#### [Selection]
SORT BY:

LIST ORDER
THREAD
AUTHOR
SUBJECT


SEARCH

IPS HOME


    [Date Prev][Date Next][Thread Prev][Thread Next][Date Index][Thread Index]

    Re: iSCSI: Flow Control



    Pierre,
    I don't know if I completely understand what you are proposing,
    but is seems that you are proposing to process TCP segments out
    of order.  As I have said in a previous message, this is extremely
    dangerous as the TCP layer will not ACK any segment until all previous
    segments are processed. Without an ACK the segment may be retransmitted
    many times and that will require iSCSI to track what has been processed
    and what has not by adding a segment number.  Essentially duplicating
    TCP segment numbers, SACK doesn't help either.
    
    If you are proposing that iSCSI simply keep receiving data without
    doing the SCSI layer processing and thus at the SCSI layer processing
    them out of order.  This is feasible but it is still subject to buffer
    restrictions that would cause data to be discarded which is the whole
    point of these flow control discussions, to minimize data being
    discarded.
    
    What I strongly object to is any feature in the iSCSI layer that
    requires
    any direct manipulation of the TCP layer features like the window
    pointers.
    Implementations are free to violate layering as an optimization but
    it MUST be possible to have a functional implementation without
    knowing any details of the TCP implemenation.
    
    	-David
    
    Pierre Labat wrote:
    > 
    > julian_satran@il.ibm.com wrote:
    > 
    > > Pierre,
    > >
    > > You are wrong again. When the target reopens the window - i.e., reads some
    > > data from the
    > > pipe at his end you get to put your Read command - but it goes after the
    > > rest of the window and
    > > window can be several megabytes.
    > 
    > Julian,
    > 
    > The TCP window is not a buffer on the receive side.
    > On the receive side, in our case (the target) and as far as TCP segments
    > arrive
    > in order, there is not an opaque  FIFO containing a full window size of
    > command/data
    > waiting to be processed. You can avoid that.

#### [Records from a dataset]

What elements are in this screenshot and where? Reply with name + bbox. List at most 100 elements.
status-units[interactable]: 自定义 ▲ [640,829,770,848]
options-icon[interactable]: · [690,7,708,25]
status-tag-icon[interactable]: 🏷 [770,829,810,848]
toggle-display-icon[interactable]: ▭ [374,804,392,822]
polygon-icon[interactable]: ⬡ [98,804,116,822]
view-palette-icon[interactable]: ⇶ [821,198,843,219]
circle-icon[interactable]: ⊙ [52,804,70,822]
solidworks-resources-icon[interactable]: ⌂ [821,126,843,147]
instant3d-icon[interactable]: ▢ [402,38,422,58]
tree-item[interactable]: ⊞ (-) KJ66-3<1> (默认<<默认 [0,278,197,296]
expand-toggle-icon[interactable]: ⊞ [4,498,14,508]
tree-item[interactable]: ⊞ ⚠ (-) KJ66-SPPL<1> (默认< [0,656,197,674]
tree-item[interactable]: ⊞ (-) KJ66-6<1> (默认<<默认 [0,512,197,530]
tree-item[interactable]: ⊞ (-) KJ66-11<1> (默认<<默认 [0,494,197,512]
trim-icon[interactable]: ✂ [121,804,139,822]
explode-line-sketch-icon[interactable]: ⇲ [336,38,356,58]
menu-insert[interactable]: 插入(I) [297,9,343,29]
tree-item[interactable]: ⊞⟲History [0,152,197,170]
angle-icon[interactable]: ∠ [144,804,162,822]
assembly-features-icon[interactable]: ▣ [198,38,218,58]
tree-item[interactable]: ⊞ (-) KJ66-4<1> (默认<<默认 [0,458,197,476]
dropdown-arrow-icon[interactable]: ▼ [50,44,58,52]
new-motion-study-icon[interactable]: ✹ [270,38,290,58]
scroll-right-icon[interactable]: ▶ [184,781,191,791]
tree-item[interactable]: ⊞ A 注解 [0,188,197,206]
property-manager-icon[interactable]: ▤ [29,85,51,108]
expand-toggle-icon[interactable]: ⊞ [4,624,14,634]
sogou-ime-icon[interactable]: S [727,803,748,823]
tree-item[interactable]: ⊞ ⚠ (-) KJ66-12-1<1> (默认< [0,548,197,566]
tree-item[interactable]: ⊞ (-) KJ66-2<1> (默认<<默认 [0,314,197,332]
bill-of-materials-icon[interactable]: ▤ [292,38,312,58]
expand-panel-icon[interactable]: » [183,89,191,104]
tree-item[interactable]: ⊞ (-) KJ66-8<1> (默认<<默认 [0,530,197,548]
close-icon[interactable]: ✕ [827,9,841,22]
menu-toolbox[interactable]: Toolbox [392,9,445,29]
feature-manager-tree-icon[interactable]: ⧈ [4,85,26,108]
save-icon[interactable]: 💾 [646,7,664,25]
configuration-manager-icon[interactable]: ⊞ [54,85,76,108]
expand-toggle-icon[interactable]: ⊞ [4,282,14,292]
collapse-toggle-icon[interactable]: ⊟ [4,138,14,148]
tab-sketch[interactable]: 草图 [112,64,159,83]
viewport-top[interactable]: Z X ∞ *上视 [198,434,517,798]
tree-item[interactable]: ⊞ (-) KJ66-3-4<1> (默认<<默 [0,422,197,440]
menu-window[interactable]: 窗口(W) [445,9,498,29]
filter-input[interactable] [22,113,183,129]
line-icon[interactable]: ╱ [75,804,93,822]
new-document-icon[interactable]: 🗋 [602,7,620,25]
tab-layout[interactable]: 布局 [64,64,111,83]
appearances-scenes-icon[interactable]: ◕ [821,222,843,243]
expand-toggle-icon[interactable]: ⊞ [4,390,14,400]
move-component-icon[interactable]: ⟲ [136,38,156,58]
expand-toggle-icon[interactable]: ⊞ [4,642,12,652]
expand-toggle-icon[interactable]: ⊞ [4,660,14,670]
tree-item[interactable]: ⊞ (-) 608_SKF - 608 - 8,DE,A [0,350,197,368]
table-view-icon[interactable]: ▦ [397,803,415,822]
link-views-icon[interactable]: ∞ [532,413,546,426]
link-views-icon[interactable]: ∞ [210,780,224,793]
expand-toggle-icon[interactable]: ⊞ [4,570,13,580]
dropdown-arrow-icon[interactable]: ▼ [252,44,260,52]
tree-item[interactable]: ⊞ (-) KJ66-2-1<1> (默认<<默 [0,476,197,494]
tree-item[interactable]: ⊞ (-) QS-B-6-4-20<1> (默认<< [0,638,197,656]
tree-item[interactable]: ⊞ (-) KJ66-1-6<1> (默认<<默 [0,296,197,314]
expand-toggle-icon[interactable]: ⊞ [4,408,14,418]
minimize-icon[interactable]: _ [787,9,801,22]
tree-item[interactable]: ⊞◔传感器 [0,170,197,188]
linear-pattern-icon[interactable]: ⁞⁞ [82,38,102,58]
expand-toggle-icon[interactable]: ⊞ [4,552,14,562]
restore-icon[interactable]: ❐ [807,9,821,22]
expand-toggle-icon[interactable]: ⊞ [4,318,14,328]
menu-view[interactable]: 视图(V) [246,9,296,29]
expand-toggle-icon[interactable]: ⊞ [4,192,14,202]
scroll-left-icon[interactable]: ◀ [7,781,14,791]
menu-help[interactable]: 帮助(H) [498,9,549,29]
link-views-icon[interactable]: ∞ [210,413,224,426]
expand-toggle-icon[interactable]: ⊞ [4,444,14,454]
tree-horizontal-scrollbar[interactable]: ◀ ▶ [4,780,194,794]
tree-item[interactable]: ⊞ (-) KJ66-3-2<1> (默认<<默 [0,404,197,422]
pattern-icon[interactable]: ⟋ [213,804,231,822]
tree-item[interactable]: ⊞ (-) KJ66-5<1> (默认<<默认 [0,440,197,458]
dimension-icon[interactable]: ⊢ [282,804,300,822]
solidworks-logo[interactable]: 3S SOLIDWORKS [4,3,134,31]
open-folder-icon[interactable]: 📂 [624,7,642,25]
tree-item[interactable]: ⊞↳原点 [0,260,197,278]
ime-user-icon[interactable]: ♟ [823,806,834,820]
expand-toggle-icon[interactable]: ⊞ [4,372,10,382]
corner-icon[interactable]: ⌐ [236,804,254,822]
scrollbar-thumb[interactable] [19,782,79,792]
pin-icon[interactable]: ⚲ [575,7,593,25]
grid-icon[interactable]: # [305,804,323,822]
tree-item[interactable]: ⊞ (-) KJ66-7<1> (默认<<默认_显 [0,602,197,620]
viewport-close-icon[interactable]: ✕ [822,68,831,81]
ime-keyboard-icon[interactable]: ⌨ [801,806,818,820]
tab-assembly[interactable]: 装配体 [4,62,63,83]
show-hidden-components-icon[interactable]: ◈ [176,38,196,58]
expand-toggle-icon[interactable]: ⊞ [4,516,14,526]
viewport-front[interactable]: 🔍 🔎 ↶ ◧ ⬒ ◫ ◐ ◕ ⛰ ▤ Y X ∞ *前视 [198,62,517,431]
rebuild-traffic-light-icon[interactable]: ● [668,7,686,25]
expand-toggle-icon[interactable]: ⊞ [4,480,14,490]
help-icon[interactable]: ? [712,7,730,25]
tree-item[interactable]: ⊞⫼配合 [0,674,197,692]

#### [Short task 1]
In the flow control thread, what does David say the TCP layer will not do until all previous segments are processed?
#### [Short task 2]
Using the flow control thread, explain why David calls processing TCP segments out of order extremely dangerous.
#### [Short task 3]
Write what comes next in the flow control thread, picking up after its last line.
The listing is separate material and stands apart from the flow control thread.

#### [Output 1]
It will not ACK any segment.

#### [Output 2]
The TCP layer will not ACK any segment until all earlier segments are processed, so an unacknowledged segment may be retransmitted many times. iSCSI would then have to track what has and hasn't been processed by adding a segment number, which essentially duplicates TCP segment numbers.

#### [Output 3]
    > What the target does is: receive bytes through the TCP connection, does the
    > TCP work
    > and forms a iSCSI PDU. The maximum you have to store is a few TCP segments
    > to re-build the PDU. As soon as the PDU is built it is processed.
    > When the target wants to close the TCP window it updates accordingly the
    > window and CONTINUEs to process the incoming PDUs.
    > At that point you assume that the incoming PDUs are put in an opaque FIFO, but
    > 
    > rather than that,  the target can process them and put the data a the right
    > location in the target cache.
    > Then, when the window is opened again and the read PDU comes, it is processed
    > immediately.
    > 
    > In fact as Y P Cheng described in a previous mail in this thread, the model
    > that
    > can be used for iSCSI traffic is different of the common model we have for
    > regular
    > TCP/IP networking although a  TCP fully complient with the  RFCs can be used
    > for iSCSI.
    > In regular TCP/IP networking the application (on the transmit side) fills
    > a FIFO that the adapter empties. In our case as explained by Y P Cheng
    > you replace the FIFO by an "exchange table" what i called a flat
    > array. It allows you to avoid the head of queue blocking at this level.
    > 
    > On the receive side (the target in our case) in regular networking,
    > the incoming data are tossed in a FIFO by TCP. The application
    > empties this FIFO and can block (in this case the FIFO grows)
    > and yes, when the application unblock, it has a large amount
    > of PDUs to process.
    > But in the model described the application never blocks. Hence there is no
    > big receive opaque FIFO on the target. In our case the application is the
    > module that
    > process the iSCSI pdus. The application never blocks because it is able to
    > pace down
    > the flow coming from the initiator with the TCP window and the command
    > flow control (MaxCmdRN).
    > 
    > Regards,
    > 
    > Pierre
    > 
    > >
    > >
    > > Pierre Labat <pierre_labat@hp.com> on 10/10/2000 19:50:48
    > >
    > > Please respond to Pierre Labat <pierre_labat@hp.com>
    > >
    > > To:   ips@ece.cmu.edu
    > > cc:
    > > Subject:  Re: iSCSI: Flow Control
    > >
    > > Julian_Satran@il.ibm.com wrote:
    > >
    > > > Pierre,
    > > >
    > > > The only point you are missing is that the TCP window may be closed when
    > > > you want to send your
    > > > Read command
    > >
    > > Julian,
    > >
    > > Yes, but as soon as the target re-open the window it receives the read
    > > first.
    > >
    > > > and even if not it will reach the other end after all the data
    > > > before it
    > > > regardless of how clever your adapter is.
    > >
    > > The time used to reach the other end of the wire (for the read in our case)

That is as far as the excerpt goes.